__ENTRIES__
/---
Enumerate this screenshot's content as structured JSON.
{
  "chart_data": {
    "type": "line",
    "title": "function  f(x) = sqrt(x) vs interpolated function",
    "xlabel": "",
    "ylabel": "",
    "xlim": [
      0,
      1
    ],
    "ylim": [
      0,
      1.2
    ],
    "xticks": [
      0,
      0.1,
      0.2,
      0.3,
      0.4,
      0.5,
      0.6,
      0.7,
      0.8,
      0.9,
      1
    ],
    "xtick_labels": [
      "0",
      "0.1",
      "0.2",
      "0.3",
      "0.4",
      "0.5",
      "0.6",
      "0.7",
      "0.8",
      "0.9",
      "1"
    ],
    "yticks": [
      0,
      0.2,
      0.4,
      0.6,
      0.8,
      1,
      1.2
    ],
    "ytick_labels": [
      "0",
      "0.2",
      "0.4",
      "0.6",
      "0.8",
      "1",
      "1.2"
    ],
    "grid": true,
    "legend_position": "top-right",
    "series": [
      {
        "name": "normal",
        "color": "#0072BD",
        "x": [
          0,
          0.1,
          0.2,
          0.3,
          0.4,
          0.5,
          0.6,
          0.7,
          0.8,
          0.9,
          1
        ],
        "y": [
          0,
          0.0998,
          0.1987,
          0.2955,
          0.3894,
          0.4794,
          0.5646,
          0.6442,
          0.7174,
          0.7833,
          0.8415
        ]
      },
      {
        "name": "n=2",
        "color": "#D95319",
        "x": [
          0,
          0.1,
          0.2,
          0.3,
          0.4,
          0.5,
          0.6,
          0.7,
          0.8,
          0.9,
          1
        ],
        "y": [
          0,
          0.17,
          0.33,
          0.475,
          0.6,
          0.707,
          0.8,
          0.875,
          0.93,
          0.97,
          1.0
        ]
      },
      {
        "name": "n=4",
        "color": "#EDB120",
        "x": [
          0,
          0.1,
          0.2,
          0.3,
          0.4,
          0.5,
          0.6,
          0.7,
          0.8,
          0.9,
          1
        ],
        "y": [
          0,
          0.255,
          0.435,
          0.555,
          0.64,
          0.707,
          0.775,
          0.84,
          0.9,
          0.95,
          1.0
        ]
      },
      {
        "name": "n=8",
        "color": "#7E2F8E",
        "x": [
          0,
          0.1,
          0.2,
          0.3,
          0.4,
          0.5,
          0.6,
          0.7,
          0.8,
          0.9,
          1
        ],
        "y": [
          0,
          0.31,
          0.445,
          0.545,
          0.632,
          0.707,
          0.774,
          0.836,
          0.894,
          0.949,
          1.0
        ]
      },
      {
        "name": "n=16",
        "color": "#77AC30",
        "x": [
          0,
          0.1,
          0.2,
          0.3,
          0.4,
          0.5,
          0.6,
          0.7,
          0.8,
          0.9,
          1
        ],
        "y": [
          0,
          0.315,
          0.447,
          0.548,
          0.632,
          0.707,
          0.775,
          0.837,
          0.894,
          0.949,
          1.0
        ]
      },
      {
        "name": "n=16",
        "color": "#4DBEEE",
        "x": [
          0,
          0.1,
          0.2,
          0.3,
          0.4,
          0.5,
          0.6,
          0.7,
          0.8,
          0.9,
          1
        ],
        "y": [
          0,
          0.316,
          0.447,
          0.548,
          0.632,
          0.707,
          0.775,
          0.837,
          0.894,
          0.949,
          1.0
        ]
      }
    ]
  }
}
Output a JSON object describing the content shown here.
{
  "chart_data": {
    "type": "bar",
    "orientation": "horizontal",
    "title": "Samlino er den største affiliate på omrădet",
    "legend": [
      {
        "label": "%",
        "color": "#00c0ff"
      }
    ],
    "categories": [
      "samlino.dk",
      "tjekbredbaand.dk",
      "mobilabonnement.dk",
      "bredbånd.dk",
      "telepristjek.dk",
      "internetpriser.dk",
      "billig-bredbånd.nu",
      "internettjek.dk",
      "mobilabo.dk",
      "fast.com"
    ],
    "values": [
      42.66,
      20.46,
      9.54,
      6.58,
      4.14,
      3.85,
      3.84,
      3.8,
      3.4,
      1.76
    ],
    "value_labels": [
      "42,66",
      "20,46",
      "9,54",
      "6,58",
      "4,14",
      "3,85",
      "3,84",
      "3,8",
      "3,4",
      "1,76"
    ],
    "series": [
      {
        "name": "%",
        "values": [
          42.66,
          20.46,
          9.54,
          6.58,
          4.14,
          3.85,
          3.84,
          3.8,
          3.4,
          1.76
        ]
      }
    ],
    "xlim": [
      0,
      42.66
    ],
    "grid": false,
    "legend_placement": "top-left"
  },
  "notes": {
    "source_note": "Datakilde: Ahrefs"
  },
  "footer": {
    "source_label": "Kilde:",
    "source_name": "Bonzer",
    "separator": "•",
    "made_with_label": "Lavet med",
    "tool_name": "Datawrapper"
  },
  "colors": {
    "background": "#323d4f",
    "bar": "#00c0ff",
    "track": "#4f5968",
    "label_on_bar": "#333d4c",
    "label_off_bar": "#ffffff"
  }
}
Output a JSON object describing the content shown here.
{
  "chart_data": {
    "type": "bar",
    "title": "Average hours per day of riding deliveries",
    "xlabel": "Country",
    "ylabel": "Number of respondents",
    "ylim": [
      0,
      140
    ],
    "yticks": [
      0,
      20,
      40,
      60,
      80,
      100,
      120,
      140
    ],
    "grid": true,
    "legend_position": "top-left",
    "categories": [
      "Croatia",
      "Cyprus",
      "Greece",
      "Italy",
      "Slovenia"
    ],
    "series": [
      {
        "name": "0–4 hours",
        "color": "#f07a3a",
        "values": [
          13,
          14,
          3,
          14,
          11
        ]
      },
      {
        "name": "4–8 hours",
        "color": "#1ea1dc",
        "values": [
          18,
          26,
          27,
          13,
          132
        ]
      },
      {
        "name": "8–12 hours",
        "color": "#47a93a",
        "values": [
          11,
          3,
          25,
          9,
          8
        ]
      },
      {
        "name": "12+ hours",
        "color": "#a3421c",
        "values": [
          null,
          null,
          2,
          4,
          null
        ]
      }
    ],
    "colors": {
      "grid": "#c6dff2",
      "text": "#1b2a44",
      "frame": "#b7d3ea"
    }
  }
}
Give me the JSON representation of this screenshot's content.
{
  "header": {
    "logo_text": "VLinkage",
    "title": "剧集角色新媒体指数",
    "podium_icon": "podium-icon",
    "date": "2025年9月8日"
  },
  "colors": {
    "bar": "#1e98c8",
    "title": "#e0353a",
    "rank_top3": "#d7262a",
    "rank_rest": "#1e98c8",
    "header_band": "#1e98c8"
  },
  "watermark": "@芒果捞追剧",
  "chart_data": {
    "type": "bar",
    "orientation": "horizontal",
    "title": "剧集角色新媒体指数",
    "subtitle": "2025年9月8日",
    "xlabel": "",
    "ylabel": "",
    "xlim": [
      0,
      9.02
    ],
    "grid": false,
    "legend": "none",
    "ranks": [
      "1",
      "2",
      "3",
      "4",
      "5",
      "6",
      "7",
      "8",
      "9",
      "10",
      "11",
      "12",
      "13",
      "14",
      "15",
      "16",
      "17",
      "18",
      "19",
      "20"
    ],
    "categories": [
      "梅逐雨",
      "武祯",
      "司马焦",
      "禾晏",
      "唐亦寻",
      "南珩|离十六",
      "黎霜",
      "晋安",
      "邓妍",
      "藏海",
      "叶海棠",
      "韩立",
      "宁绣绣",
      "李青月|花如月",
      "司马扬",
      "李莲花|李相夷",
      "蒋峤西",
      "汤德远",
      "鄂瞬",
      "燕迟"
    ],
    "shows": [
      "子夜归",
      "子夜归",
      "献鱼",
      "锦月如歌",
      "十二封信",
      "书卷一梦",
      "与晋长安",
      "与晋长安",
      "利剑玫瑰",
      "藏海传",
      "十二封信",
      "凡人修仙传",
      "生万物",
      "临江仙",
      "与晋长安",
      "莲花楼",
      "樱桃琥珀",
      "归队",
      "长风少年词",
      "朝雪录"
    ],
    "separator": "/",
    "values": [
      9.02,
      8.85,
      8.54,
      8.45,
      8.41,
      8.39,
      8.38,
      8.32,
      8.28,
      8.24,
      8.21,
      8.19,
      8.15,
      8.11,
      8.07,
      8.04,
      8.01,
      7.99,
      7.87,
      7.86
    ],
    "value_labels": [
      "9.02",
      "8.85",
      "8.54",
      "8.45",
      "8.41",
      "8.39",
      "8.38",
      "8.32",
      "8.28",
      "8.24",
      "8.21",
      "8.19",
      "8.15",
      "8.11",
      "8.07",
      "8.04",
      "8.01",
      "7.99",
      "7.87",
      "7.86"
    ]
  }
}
\---
__DESCRIPTION OF THE TASK__
Scan the material line by line and report each one that contains "this".

__SOLUTION BELOW__
Enumerate this screenshot's content as structured JSON.
Give me the JSON representation of this screenshot's content.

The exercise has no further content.